Task
Report the count of lines that carry the string "FILE", and add nothing.

··· Provided entries ···

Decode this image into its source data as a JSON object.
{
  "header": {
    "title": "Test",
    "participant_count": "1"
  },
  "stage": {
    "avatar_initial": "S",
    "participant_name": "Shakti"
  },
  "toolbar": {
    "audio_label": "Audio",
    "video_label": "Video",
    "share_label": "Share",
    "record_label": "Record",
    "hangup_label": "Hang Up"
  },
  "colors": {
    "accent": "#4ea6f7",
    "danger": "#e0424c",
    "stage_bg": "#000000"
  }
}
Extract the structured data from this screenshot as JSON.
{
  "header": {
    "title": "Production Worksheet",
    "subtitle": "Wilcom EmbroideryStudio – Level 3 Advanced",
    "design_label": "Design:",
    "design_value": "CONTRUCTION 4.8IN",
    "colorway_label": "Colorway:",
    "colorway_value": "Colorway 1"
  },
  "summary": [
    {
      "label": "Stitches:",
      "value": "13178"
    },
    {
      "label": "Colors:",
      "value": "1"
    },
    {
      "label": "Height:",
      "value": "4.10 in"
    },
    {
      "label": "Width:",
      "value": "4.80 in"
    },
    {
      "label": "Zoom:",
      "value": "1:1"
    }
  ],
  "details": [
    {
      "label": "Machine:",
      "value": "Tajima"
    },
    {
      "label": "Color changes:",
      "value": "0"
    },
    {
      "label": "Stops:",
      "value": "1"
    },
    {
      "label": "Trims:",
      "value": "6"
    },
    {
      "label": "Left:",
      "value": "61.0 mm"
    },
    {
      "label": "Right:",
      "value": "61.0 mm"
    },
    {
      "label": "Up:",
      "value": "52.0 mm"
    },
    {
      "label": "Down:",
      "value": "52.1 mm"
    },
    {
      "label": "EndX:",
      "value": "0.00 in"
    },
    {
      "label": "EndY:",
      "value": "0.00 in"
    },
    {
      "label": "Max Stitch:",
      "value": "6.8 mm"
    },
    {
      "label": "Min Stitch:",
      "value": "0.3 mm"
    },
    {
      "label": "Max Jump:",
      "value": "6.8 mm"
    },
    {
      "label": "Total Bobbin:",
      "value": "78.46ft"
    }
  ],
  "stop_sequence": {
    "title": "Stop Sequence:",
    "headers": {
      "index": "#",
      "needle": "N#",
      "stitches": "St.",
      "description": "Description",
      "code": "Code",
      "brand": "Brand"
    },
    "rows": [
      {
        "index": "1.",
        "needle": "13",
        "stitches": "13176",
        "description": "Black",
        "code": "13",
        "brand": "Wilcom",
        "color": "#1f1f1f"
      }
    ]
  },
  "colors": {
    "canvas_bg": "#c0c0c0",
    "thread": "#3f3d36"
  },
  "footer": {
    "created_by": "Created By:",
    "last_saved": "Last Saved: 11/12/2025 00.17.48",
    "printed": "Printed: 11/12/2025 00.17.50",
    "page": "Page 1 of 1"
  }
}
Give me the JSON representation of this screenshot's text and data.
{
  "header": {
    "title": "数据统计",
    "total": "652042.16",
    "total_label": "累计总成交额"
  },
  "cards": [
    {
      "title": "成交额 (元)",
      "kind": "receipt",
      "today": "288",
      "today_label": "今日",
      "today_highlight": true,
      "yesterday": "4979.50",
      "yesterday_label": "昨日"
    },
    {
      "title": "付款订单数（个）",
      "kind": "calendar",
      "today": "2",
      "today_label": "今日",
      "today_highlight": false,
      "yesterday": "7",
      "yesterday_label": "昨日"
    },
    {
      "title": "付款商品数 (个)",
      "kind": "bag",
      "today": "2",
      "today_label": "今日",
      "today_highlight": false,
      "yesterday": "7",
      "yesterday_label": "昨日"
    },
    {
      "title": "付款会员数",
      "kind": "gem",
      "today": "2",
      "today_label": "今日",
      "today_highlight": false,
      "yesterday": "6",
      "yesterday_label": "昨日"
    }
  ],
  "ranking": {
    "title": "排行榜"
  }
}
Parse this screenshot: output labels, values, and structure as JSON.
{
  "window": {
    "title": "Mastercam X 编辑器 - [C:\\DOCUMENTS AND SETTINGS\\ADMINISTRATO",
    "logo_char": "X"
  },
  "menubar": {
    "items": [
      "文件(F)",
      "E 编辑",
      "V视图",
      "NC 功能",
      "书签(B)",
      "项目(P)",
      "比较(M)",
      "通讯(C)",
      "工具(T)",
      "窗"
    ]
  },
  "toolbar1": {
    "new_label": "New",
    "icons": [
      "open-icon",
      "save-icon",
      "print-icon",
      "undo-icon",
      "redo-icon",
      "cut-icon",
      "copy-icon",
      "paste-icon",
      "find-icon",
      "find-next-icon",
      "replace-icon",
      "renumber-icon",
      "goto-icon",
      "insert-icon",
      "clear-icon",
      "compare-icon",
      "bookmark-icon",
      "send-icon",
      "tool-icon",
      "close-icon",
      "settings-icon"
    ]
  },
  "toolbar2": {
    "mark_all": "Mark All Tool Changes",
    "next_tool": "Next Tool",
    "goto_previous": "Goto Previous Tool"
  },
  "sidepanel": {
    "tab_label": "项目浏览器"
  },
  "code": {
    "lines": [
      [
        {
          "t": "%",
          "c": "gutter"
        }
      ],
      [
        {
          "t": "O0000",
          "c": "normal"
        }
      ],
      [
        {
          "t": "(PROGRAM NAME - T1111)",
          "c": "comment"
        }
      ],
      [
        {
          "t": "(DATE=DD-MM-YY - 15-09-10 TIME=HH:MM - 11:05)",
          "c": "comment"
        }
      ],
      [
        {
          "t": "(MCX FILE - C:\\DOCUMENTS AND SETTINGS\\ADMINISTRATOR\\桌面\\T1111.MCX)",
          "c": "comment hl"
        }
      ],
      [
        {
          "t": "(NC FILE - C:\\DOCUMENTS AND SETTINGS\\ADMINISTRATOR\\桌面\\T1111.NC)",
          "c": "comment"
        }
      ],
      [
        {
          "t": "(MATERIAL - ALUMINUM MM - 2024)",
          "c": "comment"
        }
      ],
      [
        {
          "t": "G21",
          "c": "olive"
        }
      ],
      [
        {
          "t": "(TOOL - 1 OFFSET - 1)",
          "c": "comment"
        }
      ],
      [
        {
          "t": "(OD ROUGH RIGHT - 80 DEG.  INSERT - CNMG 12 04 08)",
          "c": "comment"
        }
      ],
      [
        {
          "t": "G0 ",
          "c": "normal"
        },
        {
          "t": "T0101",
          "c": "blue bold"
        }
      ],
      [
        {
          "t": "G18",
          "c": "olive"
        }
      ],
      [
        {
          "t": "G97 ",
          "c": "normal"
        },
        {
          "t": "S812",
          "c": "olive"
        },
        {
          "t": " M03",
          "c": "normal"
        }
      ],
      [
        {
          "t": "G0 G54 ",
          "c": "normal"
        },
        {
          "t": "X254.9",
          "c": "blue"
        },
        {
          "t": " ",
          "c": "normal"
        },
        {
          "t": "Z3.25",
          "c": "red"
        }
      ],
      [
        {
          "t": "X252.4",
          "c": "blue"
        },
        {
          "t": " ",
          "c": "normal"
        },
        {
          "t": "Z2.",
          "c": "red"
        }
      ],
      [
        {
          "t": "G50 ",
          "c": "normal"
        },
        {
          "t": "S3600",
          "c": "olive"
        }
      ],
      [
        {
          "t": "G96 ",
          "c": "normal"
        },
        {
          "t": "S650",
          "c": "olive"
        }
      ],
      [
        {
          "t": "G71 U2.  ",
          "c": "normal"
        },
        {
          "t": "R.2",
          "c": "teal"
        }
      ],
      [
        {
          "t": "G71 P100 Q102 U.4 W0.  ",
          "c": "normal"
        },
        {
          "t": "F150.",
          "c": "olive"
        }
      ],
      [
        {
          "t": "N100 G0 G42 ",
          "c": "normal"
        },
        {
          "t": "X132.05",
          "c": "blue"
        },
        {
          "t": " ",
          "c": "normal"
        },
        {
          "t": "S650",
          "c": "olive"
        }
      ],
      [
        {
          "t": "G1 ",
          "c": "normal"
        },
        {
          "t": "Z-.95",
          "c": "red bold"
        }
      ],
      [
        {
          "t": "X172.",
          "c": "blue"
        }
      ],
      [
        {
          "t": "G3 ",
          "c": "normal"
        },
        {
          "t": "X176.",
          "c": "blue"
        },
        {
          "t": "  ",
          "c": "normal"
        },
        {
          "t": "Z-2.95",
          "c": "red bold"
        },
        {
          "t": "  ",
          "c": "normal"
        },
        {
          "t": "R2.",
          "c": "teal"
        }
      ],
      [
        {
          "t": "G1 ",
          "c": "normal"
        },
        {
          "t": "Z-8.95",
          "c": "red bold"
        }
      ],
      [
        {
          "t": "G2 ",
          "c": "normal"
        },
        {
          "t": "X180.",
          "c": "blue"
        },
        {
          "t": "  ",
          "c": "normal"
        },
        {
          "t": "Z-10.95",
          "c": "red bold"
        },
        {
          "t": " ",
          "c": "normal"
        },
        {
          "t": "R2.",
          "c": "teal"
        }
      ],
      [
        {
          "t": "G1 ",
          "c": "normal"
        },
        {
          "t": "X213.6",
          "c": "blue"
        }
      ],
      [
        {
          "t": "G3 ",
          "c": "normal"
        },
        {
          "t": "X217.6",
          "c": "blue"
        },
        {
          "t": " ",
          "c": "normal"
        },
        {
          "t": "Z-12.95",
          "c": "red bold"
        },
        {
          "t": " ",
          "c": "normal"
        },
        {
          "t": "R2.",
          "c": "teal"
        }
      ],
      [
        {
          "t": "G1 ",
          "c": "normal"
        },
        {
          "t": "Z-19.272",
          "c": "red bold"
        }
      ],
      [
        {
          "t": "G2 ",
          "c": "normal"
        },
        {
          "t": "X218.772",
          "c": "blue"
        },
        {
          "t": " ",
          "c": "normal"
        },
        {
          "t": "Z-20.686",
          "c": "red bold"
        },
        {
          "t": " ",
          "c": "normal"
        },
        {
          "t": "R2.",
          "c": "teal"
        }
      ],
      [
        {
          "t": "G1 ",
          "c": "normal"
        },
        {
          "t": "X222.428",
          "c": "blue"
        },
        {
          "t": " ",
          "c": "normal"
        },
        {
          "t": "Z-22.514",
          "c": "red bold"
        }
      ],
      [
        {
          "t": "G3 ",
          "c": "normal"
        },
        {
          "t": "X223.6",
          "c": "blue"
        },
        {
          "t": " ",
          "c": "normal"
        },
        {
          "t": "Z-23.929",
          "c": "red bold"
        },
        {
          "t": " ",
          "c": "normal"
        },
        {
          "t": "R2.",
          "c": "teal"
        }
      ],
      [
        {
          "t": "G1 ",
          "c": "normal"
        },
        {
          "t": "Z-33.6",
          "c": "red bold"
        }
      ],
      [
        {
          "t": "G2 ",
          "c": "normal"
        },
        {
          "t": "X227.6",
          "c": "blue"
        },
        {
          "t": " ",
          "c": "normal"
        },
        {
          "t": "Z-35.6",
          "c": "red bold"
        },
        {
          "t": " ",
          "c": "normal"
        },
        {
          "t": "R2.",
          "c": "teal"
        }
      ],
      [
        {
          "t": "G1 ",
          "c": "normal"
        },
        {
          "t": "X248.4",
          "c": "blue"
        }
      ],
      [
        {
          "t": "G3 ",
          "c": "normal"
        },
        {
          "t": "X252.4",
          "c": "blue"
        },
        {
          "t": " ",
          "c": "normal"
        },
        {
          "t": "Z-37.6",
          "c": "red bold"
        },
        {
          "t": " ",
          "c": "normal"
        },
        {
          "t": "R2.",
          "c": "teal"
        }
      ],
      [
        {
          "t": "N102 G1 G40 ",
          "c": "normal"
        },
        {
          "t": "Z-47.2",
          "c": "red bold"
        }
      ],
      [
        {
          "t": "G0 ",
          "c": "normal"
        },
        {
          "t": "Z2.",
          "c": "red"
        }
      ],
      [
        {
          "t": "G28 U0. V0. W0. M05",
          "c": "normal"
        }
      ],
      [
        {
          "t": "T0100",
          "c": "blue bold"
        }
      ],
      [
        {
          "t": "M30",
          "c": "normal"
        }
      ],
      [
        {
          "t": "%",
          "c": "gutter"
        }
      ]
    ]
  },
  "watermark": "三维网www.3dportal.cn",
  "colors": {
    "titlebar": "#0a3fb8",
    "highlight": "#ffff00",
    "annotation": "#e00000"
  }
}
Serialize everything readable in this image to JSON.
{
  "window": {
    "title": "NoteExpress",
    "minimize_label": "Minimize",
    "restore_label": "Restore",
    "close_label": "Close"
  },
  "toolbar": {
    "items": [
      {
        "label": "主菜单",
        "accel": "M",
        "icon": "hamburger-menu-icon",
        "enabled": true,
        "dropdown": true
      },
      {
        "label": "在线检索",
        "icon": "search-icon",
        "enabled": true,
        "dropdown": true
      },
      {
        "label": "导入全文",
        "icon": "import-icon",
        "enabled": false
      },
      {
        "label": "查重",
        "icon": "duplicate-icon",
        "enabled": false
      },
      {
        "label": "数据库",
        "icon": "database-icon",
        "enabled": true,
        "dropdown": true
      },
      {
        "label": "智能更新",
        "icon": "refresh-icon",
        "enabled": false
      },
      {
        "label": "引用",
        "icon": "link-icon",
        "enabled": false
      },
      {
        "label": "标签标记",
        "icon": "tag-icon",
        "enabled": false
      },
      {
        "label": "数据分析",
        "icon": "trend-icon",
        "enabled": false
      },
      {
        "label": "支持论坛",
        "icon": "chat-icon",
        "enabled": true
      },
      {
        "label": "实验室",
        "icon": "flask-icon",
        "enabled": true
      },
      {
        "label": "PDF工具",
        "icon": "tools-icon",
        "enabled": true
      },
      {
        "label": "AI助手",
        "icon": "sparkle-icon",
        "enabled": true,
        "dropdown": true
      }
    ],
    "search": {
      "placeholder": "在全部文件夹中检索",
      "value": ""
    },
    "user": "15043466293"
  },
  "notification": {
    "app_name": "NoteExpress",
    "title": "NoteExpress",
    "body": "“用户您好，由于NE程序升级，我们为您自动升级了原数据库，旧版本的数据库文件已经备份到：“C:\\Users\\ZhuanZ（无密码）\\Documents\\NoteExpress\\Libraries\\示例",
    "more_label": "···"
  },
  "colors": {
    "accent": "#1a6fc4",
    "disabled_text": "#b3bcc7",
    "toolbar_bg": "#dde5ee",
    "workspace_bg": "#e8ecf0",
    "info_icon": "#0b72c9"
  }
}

···

Correct response
2